__YOUR OBJECTIVE__: Render the data from its first line through the line containing "point <box>327 214 338 224</box>", inclusive, as a Markdown table with the columns Row and Line. Number each row and leave out any blank lines.

━━━ TASK DATA ━━━

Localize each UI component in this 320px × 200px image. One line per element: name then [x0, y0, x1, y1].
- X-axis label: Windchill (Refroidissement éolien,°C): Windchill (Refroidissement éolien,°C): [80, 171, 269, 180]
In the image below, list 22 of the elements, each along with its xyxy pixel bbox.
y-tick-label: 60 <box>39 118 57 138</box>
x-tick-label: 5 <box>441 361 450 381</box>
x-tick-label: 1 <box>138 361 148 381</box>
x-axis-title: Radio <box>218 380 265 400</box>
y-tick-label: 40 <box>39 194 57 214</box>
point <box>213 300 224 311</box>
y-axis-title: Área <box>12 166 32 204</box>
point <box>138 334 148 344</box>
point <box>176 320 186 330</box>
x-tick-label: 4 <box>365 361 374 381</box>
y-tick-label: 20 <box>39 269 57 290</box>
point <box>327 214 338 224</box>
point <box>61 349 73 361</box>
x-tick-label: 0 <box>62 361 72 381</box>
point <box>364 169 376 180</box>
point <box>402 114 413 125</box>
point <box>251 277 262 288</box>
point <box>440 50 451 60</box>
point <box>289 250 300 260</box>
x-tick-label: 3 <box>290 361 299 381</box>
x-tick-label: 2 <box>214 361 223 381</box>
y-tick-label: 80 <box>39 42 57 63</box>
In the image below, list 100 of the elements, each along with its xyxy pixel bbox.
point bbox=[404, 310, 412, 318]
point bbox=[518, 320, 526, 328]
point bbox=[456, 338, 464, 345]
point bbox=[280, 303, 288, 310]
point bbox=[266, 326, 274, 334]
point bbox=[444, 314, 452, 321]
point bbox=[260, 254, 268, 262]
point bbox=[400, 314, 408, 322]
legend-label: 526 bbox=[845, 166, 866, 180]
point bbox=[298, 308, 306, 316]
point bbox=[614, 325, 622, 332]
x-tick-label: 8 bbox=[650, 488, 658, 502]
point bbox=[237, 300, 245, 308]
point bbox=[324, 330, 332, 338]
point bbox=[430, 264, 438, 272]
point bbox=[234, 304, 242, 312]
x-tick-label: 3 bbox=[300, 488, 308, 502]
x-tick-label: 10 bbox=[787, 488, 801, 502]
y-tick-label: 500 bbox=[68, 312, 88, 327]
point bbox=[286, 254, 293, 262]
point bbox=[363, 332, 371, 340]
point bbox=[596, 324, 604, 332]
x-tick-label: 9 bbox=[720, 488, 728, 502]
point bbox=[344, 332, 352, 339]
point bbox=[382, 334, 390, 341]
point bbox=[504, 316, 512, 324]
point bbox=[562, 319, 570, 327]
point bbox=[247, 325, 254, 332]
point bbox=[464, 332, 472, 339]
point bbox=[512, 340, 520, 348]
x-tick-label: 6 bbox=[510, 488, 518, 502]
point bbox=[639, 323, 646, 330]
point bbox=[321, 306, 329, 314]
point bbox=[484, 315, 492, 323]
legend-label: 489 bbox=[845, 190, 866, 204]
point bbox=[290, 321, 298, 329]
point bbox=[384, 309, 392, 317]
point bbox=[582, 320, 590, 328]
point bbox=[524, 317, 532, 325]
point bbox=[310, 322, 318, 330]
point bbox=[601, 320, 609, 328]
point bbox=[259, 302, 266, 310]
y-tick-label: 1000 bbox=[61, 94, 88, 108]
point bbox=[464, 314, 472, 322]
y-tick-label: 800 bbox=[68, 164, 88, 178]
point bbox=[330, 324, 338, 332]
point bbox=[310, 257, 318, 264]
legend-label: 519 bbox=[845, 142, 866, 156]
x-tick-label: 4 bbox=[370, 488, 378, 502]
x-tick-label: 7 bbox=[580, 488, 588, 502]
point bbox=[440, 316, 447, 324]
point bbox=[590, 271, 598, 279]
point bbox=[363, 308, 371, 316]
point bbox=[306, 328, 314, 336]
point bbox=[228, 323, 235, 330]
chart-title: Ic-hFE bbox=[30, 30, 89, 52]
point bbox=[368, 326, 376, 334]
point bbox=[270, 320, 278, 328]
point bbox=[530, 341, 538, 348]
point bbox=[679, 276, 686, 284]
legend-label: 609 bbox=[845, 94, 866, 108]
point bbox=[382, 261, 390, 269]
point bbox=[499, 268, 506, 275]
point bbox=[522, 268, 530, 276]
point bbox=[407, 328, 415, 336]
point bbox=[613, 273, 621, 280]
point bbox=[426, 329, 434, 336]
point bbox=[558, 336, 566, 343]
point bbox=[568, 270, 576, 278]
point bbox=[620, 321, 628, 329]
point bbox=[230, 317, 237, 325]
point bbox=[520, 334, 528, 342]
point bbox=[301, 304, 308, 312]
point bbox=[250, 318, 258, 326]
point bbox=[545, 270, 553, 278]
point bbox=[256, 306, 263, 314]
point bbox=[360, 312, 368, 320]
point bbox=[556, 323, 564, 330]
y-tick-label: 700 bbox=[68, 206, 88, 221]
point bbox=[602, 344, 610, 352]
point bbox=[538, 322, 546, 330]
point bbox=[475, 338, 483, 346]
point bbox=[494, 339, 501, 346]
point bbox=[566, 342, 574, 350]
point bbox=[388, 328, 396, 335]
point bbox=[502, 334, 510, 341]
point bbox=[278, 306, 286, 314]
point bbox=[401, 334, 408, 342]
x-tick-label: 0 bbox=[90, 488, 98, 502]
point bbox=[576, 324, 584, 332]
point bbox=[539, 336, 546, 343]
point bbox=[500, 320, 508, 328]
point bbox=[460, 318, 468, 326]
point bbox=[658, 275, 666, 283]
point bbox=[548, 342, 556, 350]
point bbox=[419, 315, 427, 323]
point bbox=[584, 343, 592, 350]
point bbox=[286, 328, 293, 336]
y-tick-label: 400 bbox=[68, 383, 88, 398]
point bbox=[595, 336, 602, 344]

━━━

__REPLY TO THE TASK__:
| Row | Line |
|---|---|
| 1 | Localize each UI component in this 320px × 200px image. One line per element: name then [x0, y0, x1, y1]. |
| 2 | - X-axis label: Windchill (Refroidissement éolien,°C): Windchill (Refroidissement éolien,°C): [80, 171, 269, 180] |
| 3 | In the image below, list 22 of the elements, each along with its xyxy pixel bbox. |
| 4 | y-tick-label: 60 <box>39 118 57 138</box> |
| 5 | x-tick-label: 5 <box>441 361 450 381</box> |
| 6 | x-tick-label: 1 <box>138 361 148 381</box> |
| 7 | x-axis-title: Radio <box>218 380 265 400</box> |
| 8 | y-tick-label: 40 <box>39 194 57 214</box> |
| 9 | point <box>213 300 224 311</box> |
| 10 | y-axis-title: Área <box>12 166 32 204</box> |
| 11 | point <box>138 334 148 344</box> |
| 12 | point <box>176 320 186 330</box> |
| 13 | x-tick-label: 4 <box>365 361 374 381</box> |
| 14 | y-tick-label: 20 <box>39 269 57 290</box> |
| 15 | point <box>327 214 338 224</box> |